TO DO: Every entry must be given again exactly.

SOURCE MATERIAL:
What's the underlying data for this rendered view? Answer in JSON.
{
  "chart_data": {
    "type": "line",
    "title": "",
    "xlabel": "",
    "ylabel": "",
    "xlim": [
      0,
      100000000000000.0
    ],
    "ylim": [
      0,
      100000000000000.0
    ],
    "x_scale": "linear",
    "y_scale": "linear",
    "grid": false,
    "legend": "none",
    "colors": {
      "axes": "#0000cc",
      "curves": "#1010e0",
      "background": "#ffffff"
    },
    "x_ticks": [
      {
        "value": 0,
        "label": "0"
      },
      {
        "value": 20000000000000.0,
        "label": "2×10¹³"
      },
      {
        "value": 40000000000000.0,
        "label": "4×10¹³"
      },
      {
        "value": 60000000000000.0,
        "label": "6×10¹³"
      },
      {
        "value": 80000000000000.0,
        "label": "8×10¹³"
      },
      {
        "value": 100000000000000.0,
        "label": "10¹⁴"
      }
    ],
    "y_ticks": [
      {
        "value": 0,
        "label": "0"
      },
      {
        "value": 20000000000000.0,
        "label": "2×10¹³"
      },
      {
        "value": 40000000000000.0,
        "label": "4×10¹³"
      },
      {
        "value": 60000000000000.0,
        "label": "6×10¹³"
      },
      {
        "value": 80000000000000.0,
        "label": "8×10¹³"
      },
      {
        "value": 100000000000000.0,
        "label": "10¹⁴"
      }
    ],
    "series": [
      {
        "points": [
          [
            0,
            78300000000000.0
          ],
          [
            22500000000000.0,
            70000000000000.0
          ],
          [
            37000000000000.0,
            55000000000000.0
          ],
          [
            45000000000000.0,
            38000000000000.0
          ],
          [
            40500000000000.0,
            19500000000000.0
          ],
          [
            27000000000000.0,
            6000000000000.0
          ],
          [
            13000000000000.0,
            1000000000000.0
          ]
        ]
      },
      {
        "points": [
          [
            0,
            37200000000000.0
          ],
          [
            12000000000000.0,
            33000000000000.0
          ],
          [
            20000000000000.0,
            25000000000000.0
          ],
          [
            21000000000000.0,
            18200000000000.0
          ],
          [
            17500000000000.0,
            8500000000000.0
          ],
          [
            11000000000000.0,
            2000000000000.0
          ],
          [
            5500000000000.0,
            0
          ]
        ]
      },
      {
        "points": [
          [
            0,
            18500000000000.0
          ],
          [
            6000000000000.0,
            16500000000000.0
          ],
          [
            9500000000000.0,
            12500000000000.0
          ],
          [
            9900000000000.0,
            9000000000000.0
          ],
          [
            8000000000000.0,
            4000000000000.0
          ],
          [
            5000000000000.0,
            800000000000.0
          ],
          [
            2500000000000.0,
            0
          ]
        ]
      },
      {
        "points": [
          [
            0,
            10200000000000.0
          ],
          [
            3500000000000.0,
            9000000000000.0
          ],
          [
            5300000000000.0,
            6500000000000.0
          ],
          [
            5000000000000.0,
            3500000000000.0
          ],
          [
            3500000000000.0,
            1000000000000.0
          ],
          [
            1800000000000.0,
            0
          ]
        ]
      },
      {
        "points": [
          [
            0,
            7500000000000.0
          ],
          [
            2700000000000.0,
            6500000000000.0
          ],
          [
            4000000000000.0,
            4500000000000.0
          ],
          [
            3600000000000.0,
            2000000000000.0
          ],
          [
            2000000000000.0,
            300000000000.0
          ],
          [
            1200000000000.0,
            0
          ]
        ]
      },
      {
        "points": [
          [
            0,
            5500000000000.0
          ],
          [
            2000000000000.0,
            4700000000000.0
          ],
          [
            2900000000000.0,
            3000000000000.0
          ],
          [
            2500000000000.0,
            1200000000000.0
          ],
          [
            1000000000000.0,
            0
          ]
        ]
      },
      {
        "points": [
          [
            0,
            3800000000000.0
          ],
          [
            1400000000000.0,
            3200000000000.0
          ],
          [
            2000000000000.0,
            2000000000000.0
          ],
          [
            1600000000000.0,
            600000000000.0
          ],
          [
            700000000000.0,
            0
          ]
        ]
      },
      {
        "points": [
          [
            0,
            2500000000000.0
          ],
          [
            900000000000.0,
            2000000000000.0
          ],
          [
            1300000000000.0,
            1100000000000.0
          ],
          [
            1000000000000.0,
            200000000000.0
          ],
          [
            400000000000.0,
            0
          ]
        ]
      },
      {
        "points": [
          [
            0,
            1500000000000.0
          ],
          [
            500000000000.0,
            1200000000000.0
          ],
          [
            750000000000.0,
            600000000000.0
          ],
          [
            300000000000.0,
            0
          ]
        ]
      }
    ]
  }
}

RESULT BELOW:
What's the underlying data for this rendered view? Answer in JSON.
{
  "chart_data": {
    "type": "line",
    "title": "",
    "xlabel": "",
    "ylabel": "",
    "xlim": [
      0,
      100000000000000.0
    ],
    "ylim": [
      0,
      100000000000000.0
    ],
    "x_scale": "linear",
    "y_scale": "linear",
    "grid": false,
    "legend": "none",
    "colors": {
      "axes": "#0000cc",
      "curves": "#1010e0",
      "background": "#ffffff"
    },
    "x_ticks": [
      {
        "value": 0,
        "label": "0"
      },
      {
        "value": 20000000000000.0,
        "label": "2×10¹³"
      },
      {
        "value": 40000000000000.0,
        "label": "4×10¹³"
      },
      {
        "value": 60000000000000.0,
        "label": "6×10¹³"
      },
      {
        "value": 80000000000000.0,
        "label": "8×10¹³"
      },
      {
        "value": 100000000000000.0,
        "label": "10¹⁴"
      }
    ],
    "y_ticks": [
      {
        "value": 0,
        "label": "0"
      },
      {
        "value": 20000000000000.0,
        "label": "2×10¹³"
      },
      {
        "value": 40000000000000.0,
        "label": "4×10¹³"
      },
      {
        "value": 60000000000000.0,
        "label": "6×10¹³"
      },
      {
        "value": 80000000000000.0,
        "label": "8×10¹³"
      },
      {
        "value": 100000000000000.0,
        "label": "10¹⁴"
      }
    ],
    "series": [
      {
        "points": [
          [
            0,
            78300000000000.0
          ],
          [
            22500000000000.0,
            70000000000000.0
          ],
          [
            37000000000000.0,
            55000000000000.0
          ],
          [
            45000000000000.0,
            38000000000000.0
          ],
          [
            40500000000000.0,
            19500000000000.0
          ],
          [
            27000000000000.0,
            6000000000000.0
          ],
          [
            13000000000000.0,
            1000000000000.0
          ]
        ]
      },
      {
        "points": [
          [
            0,
            37200000000000.0
          ],
          [
            12000000000000.0,
            33000000000000.0
          ],
          [
            20000000000000.0,
            25000000000000.0
          ],
          [
            21000000000000.0,
            18200000000000.0
          ],
          [
            17500000000000.0,
            8500000000000.0
          ],
          [
            11000000000000.0,
            2000000000000.0
          ],
          [
            5500000000000.0,
            0
          ]
        ]
      },
      {
        "points": [
          [
            0,
            18500000000000.0
          ],
          [
            6000000000000.0,
            16500000000000.0
          ],
          [
            9500000000000.0,
            12500000000000.0
          ],
          [
            9900000000000.0,
            9000000000000.0
          ],
          [
            8000000000000.0,
            4000000000000.0
          ],
          [
            5000000000000.0,
            800000000000.0
          ],
          [
            2500000000000.0,
            0
          ]
        ]
      },
      {
        "points": [
          [
            0,
            10200000000000.0
          ],
          [
            3500000000000.0,
            9000000000000.0
          ],
          [
            5300000000000.0,
            6500000000000.0
          ],
          [
            5000000000000.0,
            3500000000000.0
          ],
          [
            3500000000000.0,
            1000000000000.0
          ],
          [
            1800000000000.0,
            0
          ]
        ]
      },
      {
        "points": [
          [
            0,
            7500000000000.0
          ],
          [
            2700000000000.0,
            6500000000000.0
          ],
          [
            4000000000000.0,
            4500000000000.0
          ],
          [
            3600000000000.0,
            2000000000000.0
          ],
          [
            2000000000000.0,
            300000000000.0
          ],
          [
            1200000000000.0,
            0
          ]
        ]
      },
      {
        "points": [
          [
            0,
            5500000000000.0
          ],
          [
            2000000000000.0,
            4700000000000.0
          ],
          [
            2900000000000.0,
            3000000000000.0
          ],
          [
            2500000000000.0,
            1200000000000.0
          ],
          [
            1000000000000.0,
            0
          ]
        ]
      },
      {
        "points": [
          [
            0,
            3800000000000.0
          ],
          [
            1400000000000.0,
            3200000000000.0
          ],
          [
            2000000000000.0,
            2000000000000.0
          ],
          [
            1600000000000.0,
            600000000000.0
          ],
          [
            700000000000.0,
            0
          ]
        ]
      },
      {
        "points": [
          [
            0,
            2500000000000.0
          ],
          [
            900000000000.0,
            2000000000000.0
          ],
          [
            1300000000000.0,
            1100000000000.0
          ],
          [
            1000000000000.0,
            200000000000.0
          ],
          [
            400000000000.0,
            0
          ]
        ]
      },
      {
        "points": [
          [
            0,
            1500000000000.0
          ],
          [
            500000000000.0,
            1200000000000.0
          ],
          [
            750000000000.0,
            600000000000.0
          ],
          [
            300000000000.0,
            0
          ]
        ]
      }
    ]
  }
}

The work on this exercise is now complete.